=== The input ===
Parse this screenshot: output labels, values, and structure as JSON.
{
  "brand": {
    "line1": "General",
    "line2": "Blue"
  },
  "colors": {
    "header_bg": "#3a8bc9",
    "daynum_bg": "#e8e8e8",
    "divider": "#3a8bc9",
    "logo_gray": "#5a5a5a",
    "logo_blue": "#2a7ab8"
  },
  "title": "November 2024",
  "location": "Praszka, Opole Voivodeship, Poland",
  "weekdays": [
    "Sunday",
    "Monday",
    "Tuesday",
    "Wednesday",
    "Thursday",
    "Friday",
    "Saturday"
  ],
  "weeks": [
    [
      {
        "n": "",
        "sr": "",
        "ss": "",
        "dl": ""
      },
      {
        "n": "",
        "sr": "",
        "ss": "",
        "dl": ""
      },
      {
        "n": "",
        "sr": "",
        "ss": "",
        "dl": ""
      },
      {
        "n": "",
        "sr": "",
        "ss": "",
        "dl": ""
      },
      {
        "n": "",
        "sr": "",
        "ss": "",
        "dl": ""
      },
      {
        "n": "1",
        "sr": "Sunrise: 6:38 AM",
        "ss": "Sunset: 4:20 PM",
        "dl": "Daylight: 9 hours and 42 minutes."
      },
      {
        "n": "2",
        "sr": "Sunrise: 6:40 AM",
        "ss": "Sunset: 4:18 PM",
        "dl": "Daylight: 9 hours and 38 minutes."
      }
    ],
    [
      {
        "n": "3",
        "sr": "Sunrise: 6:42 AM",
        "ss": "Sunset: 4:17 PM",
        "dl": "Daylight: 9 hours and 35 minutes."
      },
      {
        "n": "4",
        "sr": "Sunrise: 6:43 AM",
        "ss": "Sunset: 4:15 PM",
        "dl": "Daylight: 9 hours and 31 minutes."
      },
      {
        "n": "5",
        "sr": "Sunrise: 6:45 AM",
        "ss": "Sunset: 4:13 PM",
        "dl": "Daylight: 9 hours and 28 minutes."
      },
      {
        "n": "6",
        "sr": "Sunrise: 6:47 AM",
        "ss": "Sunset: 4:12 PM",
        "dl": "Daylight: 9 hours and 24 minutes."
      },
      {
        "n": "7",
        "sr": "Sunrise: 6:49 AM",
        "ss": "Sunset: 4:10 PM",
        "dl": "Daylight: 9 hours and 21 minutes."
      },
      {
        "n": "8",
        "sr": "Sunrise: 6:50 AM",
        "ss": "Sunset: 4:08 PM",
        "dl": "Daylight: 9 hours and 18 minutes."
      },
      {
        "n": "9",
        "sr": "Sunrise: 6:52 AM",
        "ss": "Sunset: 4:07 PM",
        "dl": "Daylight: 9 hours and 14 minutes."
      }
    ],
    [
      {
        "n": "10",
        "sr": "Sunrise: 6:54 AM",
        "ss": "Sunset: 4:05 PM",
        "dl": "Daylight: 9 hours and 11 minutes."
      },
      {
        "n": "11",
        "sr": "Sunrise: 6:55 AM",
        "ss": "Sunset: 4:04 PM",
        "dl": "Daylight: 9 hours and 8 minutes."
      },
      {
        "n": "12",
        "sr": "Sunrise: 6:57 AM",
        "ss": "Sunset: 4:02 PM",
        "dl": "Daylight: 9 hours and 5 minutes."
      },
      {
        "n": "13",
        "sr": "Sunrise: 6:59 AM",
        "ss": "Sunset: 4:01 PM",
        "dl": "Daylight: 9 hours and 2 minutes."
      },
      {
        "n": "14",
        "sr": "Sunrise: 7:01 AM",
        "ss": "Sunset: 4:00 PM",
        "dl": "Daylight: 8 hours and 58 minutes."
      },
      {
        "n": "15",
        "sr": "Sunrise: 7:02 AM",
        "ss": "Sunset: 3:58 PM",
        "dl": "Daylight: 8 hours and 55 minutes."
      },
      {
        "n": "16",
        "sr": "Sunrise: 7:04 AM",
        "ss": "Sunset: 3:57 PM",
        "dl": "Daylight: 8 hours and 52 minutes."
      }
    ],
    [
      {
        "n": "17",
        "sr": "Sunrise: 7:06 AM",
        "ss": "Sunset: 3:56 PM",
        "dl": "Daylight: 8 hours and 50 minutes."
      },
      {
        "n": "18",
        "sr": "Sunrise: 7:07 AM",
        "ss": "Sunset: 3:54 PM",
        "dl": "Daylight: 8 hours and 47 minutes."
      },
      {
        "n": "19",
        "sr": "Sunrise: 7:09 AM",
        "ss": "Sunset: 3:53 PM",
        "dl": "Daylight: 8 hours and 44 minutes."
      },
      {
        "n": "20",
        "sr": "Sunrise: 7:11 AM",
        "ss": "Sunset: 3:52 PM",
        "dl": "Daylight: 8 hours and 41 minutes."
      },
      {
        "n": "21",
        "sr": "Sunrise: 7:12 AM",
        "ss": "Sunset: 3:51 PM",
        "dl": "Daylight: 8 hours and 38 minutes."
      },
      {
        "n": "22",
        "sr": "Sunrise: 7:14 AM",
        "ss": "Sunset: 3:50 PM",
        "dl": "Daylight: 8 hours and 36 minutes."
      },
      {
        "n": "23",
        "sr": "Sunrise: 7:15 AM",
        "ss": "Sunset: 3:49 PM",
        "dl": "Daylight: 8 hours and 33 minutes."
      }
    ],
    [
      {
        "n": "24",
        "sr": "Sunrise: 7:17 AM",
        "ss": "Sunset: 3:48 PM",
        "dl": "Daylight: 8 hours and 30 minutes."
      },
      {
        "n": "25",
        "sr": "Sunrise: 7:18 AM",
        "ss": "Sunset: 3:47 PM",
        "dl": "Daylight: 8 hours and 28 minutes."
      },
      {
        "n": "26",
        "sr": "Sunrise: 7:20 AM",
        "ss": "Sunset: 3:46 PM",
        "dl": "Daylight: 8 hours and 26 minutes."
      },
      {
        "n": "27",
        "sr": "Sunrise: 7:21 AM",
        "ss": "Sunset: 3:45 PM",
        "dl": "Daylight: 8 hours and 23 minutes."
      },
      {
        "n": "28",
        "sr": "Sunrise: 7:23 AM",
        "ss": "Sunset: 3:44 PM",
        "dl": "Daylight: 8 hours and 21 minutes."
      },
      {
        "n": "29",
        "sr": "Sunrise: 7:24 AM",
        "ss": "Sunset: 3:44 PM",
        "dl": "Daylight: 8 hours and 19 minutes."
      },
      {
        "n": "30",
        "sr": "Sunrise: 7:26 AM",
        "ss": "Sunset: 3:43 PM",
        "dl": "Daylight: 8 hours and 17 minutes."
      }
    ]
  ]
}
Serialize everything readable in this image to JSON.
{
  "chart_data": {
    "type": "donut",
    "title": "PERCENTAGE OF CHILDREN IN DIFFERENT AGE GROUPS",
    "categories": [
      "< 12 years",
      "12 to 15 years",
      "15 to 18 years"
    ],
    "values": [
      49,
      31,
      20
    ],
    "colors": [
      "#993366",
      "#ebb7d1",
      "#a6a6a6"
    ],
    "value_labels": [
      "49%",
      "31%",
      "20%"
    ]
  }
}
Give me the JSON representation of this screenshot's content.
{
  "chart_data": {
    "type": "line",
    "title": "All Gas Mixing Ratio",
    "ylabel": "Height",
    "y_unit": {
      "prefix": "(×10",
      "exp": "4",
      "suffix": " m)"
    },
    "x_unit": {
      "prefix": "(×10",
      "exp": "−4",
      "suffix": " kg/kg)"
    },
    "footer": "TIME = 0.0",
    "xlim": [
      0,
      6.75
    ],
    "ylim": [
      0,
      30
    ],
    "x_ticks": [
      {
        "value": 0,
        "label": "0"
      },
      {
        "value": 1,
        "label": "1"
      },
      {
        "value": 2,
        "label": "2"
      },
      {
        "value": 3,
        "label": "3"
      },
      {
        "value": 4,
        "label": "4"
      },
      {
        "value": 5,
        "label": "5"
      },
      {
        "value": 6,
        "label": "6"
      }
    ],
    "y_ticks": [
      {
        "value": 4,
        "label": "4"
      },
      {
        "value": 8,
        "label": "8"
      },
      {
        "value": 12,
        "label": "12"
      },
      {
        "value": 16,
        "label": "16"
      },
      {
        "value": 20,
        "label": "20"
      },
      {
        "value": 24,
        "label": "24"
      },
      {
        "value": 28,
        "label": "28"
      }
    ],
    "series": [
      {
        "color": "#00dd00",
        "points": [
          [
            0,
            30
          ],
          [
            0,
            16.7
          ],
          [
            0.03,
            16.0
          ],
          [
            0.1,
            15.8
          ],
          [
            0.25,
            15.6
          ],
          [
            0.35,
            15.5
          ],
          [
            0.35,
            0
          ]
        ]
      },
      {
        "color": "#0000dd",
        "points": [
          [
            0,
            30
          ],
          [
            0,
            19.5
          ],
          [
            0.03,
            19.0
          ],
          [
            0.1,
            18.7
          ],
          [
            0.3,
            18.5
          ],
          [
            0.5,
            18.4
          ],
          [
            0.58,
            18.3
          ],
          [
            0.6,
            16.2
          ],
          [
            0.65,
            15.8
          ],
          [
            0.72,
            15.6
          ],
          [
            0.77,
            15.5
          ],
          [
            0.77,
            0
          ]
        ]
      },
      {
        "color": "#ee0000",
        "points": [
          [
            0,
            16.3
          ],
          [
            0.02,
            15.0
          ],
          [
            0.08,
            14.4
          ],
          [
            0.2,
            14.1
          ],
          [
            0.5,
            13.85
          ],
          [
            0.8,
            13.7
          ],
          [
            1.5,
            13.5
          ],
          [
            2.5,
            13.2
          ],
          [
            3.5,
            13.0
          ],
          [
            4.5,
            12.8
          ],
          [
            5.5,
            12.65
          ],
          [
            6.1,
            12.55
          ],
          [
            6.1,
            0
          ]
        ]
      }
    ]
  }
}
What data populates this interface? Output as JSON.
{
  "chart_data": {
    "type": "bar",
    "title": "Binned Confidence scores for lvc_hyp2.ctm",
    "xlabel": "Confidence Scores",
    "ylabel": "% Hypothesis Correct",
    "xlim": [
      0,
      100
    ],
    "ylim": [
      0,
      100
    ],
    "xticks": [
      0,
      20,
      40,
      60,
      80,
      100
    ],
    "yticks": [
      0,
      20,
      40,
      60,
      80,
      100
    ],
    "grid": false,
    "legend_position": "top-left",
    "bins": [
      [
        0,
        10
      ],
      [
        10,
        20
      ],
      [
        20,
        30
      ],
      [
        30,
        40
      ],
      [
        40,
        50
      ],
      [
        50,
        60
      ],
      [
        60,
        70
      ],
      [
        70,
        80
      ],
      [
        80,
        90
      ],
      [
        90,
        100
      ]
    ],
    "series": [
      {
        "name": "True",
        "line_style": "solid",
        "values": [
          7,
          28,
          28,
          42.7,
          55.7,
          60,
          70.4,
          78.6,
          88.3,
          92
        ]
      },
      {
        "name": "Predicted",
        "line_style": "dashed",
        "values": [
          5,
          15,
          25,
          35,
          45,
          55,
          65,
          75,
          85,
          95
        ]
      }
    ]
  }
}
===
*Given task*: Each line that holds the word "screenshot" should be extracted from the records.

*Answer*:
Parse this screenshot: output labels, values, and structure as JSON.
Give me the JSON representation of this screenshot's content.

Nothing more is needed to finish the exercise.